Short exercise. Gather up all lines that carry the word "엘리먼트에".

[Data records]
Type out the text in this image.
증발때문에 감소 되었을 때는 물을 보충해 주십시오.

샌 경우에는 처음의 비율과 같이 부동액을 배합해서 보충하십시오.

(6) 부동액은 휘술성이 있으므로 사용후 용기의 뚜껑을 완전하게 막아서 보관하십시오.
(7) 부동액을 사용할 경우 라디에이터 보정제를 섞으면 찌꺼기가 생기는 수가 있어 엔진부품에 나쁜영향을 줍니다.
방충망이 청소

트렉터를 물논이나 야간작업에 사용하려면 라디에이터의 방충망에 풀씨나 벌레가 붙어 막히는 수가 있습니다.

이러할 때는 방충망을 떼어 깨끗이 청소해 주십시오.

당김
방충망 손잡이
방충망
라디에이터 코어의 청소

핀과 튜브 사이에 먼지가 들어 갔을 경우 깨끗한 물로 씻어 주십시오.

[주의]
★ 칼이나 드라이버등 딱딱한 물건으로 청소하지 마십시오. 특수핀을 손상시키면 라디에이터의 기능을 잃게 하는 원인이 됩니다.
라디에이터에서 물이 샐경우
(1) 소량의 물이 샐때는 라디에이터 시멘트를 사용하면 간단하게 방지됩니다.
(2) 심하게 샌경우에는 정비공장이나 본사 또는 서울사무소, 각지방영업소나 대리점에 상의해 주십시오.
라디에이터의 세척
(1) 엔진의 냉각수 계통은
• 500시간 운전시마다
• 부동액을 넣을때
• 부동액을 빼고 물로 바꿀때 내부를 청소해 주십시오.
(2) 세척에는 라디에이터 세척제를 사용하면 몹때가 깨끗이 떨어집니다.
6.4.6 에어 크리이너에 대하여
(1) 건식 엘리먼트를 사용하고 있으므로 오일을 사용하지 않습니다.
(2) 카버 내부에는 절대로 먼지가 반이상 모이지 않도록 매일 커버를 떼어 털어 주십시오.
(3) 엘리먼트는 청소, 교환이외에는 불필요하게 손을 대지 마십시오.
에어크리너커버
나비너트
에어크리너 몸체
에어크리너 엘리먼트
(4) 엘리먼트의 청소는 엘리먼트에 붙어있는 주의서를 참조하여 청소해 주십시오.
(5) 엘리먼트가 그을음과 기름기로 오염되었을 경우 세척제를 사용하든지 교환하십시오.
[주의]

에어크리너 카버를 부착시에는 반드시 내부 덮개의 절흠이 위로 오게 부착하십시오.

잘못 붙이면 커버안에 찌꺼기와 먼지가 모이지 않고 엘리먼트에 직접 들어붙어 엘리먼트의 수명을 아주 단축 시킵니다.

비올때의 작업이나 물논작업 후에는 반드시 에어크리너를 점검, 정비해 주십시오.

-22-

Expected answer.
(4) 엘리먼트의 청소는 엘리먼트에 붙어있는 주의서를 참조하여 청소해 주십시오.
잘못 붙이면 커버안에 찌꺼기와 먼지가 모이지 않고 엘리먼트에 직접 들어붙어 엘리먼트의 수명을 아주 단축 시킵니다.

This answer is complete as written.